* _RECORDS FOR THIS TASK_:
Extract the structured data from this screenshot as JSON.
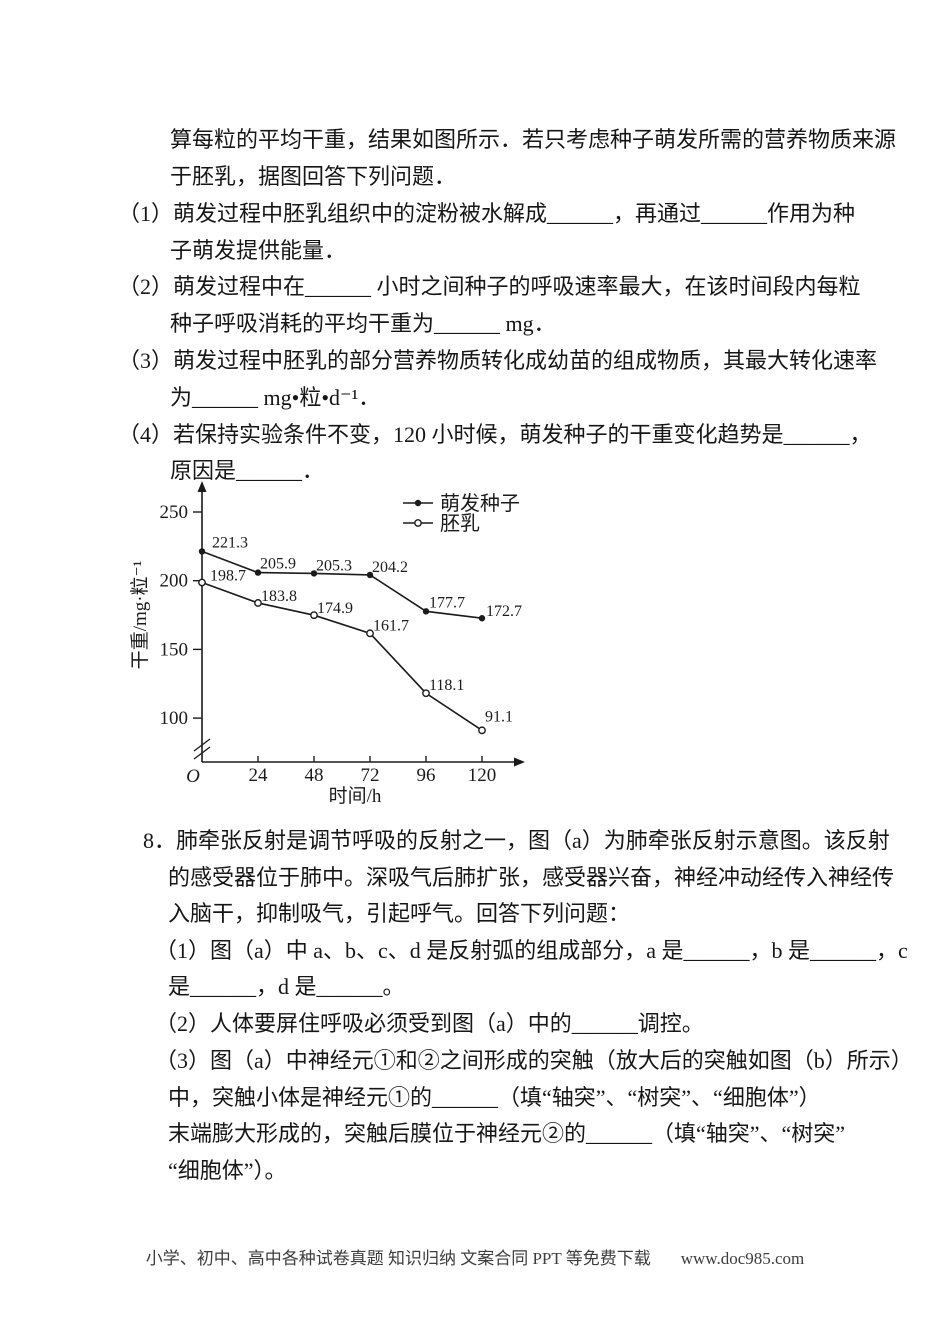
{
  "q7": {
    "intro_l1": "算每粒的平均干重，结果如图所示．若只考虑种子萌发所需的营养物质来源",
    "intro_l2": "于胚乳，据图回答下列问题．",
    "item1_l1": "（1）萌发过程中胚乳组织中的淀粉被水解成______，再通过______作用为种",
    "item1_l2": "子萌发提供能量．",
    "item2_l1": "（2）萌发过程中在______ 小时之间种子的呼吸速率最大，在该时间段内每粒",
    "item2_l2": "种子呼吸消耗的平均干重为______ mg．",
    "item3_l1": "（3）萌发过程中胚乳的部分营养物质转化成幼苗的组成物质，其最大转化速率",
    "item3_l2": "为______ mg•粒•d⁻¹．",
    "item4_l1": "（4）若保持实验条件不变，120 小时候，萌发种子的干重变化趋势是______，",
    "item4_l2": "原因是______．"
  },
  "q8": {
    "intro_l1": "8．肺牵张反射是调节呼吸的反射之一，图（a）为肺牵张反射示意图。该反射",
    "intro_l2": "的感受器位于肺中。深吸气后肺扩张，感受器兴奋，神经冲动经传入神经传",
    "intro_l3": "入脑干，抑制吸气，引起呼气。回答下列问题：",
    "item1_l1": "（1）图（a）中 a、b、c、d 是反射弧的组成部分，a 是______，b 是______，c",
    "item1_l2": "是______，d 是______。",
    "item2_l1": "（2）人体要屏住呼吸必须受到图（a）中的______调控。",
    "item3_l1": "（3）图（a）中神经元①和②之间形成的突触（放大后的突触如图（b）所示）",
    "item3_l2": "中，突触小体是神经元①的______（填“轴突”、“树突”、“细胞体”）",
    "item3_l3": "末端膨大形成的，突触后膜位于神经元②的______（填“轴突”、“树突”",
    "item3_l4": "“细胞体”）。"
  },
  "footer": {
    "text": "小学、初中、高中各种试卷真题 知识归纳 文案合同 PPT 等免费下载",
    "site": "www.doc985.com"
  },
  "chart_data": {
    "type": "line",
    "title": "",
    "xlabel": "时间/h",
    "ylabel": "干重/mg·粒⁻¹",
    "x": [
      0,
      24,
      48,
      72,
      96,
      120
    ],
    "x_tick_labels": [
      "O",
      "24",
      "48",
      "72",
      "96",
      "120"
    ],
    "y_ticks": [
      250,
      200,
      150,
      100
    ],
    "ylim": [
      85,
      262
    ],
    "y_axis_break": true,
    "grid": false,
    "legend_position": "top-right",
    "ink_color": "#1b1b1b",
    "series": [
      {
        "id": "germinating-seeds",
        "name": "萌发种子",
        "marker": "filled-circle",
        "values": [
          221.3,
          205.9,
          205.3,
          204.2,
          177.7,
          172.7
        ],
        "label_offsets": [
          [
            10,
            -4
          ],
          [
            2,
            -4
          ],
          [
            2,
            -3
          ],
          [
            2,
            -3
          ],
          [
            3,
            -4
          ],
          [
            4,
            -2
          ]
        ]
      },
      {
        "id": "endosperm",
        "name": "胚乳",
        "marker": "open-circle",
        "values": [
          198.7,
          183.8,
          174.9,
          161.7,
          118.1,
          91.1
        ],
        "label_offsets": [
          [
            8,
            -2
          ],
          [
            3,
            -2
          ],
          [
            3,
            -2
          ],
          [
            3,
            -3
          ],
          [
            3,
            -3
          ],
          [
            3,
            -9
          ]
        ]
      }
    ]
  }
}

* _WHAT THE EXERCISE ASKS_: Print all of the entries word for word. Omit the pictures they contain.

* _RESULT OF THIS TASK_:
Extract the structured data from this screenshot as JSON.
{
  "q7": {
    "intro_l1": "算每粒的平均干重，结果如图所示．若只考虑种子萌发所需的营养物质来源",
    "intro_l2": "于胚乳，据图回答下列问题．",
    "item1_l1": "（1）萌发过程中胚乳组织中的淀粉被水解成______，再通过______作用为种",
    "item1_l2": "子萌发提供能量．",
    "item2_l1": "（2）萌发过程中在______ 小时之间种子的呼吸速率最大，在该时间段内每粒",
    "item2_l2": "种子呼吸消耗的平均干重为______ mg．",
    "item3_l1": "（3）萌发过程中胚乳的部分营养物质转化成幼苗的组成物质，其最大转化速率",
    "item3_l2": "为______ mg•粒•d⁻¹．",
    "item4_l1": "（4）若保持实验条件不变，120 小时候，萌发种子的干重变化趋势是______，",
    "item4_l2": "原因是______．"
  },
  "q8": {
    "intro_l1": "8．肺牵张反射是调节呼吸的反射之一，图（a）为肺牵张反射示意图。该反射",
    "intro_l2": "的感受器位于肺中。深吸气后肺扩张，感受器兴奋，神经冲动经传入神经传",
    "intro_l3": "入脑干，抑制吸气，引起呼气。回答下列问题：",
    "item1_l1": "（1）图（a）中 a、b、c、d 是反射弧的组成部分，a 是______，b 是______，c",
    "item1_l2": "是______，d 是______。",
    "item2_l1": "（2）人体要屏住呼吸必须受到图（a）中的______调控。",
    "item3_l1": "（3）图（a）中神经元①和②之间形成的突触（放大后的突触如图（b）所示）",
    "item3_l2": "中，突触小体是神经元①的______（填“轴突”、“树突”、“细胞体”）",
    "item3_l3": "末端膨大形成的，突触后膜位于神经元②的______（填“轴突”、“树突”",
    "item3_l4": "“细胞体”）。"
  },
  "footer": {
    "text": "小学、初中、高中各种试卷真题 知识归纳 文案合同 PPT 等免费下载",
    "site": "www.doc985.com"
  },
  "chart_data": {
    "type": "line",
    "title": "",
    "xlabel": "时间/h",
    "ylabel": "干重/mg·粒⁻¹",
    "x": [
      0,
      24,
      48,
      72,
      96,
      120
    ],
    "x_tick_labels": [
      "O",
      "24",
      "48",
      "72",
      "96",
      "120"
    ],
    "y_ticks": [
      250,
      200,
      150,
      100
    ],
    "ylim": [
      85,
      262
    ],
    "y_axis_break": true,
    "grid": false,
    "legend_position": "top-right",
    "ink_color": "#1b1b1b",
    "series": [
      {
        "id": "germinating-seeds",
        "name": "萌发种子",
        "marker": "filled-circle",
        "values": [
          221.3,
          205.9,
          205.3,
          204.2,
          177.7,
          172.7
        ],
        "label_offsets": [
          [
            10,
            -4
          ],
          [
            2,
            -4
          ],
          [
            2,
            -3
          ],
          [
            2,
            -3
          ],
          [
            3,
            -4
          ],
          [
            4,
            -2
          ]
        ]
      },
      {
        "id": "endosperm",
        "name": "胚乳",
        "marker": "open-circle",
        "values": [
          198.7,
          183.8,
          174.9,
          161.7,
          118.1,
          91.1
        ],
        "label_offsets": [
          [
            8,
            -2
          ],
          [
            3,
            -2
          ],
          [
            3,
            -2
          ],
          [
            3,
            -3
          ],
          [
            3,
            -3
          ],
          [
            3,
            -9
          ]
        ]
      }
    ]
  }
}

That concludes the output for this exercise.